*Exercise prompt*
Locate each line with the string "JSON" in the listing below and copy it.

*Extracted records*
## start

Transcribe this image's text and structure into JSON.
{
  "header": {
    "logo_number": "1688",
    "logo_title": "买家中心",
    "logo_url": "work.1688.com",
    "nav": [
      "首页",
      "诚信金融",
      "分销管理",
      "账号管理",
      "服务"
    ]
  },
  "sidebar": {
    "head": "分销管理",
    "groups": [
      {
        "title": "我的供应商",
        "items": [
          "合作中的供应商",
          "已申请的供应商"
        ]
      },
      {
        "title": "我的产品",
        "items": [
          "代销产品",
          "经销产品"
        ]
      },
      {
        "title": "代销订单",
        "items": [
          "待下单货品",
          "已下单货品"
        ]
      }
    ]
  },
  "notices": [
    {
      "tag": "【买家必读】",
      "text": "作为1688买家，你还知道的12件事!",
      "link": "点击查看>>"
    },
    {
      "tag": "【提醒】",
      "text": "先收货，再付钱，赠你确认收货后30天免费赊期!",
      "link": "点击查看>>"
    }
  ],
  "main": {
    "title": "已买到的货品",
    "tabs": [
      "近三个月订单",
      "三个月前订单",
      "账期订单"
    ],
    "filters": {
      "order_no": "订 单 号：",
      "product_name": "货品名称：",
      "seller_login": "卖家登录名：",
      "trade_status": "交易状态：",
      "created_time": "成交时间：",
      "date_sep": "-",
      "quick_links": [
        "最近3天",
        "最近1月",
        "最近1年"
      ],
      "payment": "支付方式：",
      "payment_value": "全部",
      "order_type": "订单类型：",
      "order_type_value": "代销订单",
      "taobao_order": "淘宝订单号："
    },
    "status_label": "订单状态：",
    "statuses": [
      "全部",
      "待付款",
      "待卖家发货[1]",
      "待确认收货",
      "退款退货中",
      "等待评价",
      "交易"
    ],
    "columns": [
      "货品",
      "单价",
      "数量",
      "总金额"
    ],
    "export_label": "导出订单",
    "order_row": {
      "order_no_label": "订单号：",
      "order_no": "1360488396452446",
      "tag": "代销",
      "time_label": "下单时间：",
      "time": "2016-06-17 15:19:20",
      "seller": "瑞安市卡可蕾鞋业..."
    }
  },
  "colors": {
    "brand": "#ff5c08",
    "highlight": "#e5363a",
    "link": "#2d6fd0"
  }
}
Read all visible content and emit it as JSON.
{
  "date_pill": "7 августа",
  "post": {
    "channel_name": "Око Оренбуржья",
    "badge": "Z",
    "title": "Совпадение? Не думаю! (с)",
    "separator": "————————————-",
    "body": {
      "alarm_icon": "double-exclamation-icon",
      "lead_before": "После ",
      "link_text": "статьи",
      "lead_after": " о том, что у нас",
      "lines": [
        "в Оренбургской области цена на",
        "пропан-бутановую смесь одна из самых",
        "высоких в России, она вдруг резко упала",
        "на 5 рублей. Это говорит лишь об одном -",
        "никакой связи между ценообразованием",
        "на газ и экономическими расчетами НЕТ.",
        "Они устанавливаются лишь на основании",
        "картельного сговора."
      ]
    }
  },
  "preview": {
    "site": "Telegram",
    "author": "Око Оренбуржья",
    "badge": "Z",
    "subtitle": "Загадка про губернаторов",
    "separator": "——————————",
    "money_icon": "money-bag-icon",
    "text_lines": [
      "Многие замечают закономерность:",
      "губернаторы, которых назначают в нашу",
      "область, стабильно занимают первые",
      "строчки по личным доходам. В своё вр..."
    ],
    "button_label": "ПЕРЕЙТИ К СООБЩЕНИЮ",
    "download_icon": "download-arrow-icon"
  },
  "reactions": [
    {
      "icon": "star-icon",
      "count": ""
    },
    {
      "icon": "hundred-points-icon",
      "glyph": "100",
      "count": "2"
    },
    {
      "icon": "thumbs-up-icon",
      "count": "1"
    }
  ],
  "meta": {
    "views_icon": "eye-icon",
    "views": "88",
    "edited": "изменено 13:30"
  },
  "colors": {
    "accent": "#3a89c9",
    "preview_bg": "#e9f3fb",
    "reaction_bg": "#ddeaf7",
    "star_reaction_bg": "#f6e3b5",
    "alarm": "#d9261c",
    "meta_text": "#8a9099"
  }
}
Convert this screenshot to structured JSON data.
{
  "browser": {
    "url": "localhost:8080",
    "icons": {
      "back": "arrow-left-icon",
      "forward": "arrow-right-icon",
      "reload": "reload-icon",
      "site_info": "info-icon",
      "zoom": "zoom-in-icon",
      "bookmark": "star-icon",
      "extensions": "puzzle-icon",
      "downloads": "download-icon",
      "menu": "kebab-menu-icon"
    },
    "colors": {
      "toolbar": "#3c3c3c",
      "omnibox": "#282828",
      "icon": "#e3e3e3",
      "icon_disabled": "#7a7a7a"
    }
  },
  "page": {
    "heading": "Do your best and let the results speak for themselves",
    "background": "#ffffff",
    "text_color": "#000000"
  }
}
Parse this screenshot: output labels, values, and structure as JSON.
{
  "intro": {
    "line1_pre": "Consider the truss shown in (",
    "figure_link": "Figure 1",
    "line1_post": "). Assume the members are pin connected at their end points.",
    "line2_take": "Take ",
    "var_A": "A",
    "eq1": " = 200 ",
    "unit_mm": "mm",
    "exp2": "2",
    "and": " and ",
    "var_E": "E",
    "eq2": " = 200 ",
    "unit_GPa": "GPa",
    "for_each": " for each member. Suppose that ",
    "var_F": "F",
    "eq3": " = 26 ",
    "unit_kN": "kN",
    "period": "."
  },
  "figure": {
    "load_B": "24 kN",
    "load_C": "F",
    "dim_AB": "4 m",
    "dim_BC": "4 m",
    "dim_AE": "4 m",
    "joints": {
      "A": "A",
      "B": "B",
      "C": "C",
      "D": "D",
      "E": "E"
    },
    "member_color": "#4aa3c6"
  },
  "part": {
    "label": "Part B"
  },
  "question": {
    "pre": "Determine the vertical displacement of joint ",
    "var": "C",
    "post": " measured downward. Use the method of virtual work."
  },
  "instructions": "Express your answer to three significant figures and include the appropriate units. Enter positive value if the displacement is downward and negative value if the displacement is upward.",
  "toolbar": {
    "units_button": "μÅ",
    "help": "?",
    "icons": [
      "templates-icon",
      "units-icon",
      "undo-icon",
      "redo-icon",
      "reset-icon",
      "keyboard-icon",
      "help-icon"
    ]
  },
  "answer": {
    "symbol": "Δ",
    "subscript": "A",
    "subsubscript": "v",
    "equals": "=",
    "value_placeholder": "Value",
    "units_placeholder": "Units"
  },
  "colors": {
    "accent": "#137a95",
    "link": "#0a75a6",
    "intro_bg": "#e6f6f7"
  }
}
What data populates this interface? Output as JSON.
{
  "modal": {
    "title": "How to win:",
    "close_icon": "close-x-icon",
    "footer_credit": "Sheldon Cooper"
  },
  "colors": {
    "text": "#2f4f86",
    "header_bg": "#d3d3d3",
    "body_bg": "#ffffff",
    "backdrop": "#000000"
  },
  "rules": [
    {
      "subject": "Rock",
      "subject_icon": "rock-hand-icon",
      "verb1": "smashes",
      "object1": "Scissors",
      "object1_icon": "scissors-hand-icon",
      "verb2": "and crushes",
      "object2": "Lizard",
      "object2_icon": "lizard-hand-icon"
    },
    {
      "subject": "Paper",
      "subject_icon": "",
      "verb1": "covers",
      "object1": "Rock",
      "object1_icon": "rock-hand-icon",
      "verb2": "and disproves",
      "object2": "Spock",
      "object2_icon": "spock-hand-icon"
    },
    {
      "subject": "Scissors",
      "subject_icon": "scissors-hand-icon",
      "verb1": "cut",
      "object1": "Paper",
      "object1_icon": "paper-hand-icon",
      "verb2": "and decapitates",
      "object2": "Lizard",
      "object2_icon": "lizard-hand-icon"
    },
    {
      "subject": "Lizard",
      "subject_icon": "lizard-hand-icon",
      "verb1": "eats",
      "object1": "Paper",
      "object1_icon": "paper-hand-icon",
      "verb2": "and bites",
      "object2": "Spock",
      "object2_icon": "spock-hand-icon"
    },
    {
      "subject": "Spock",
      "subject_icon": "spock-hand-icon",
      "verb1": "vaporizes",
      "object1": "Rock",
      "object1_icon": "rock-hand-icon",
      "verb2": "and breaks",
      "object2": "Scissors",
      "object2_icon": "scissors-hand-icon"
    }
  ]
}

## end

*Output of the exercise*
Transcribe this image's text and structure into JSON.
Read all visible content and emit it as JSON.
Convert this screenshot to structured JSON data.
Parse this screenshot: output labels, values, and structure as JSON.
What data populates this interface? Output as JSON.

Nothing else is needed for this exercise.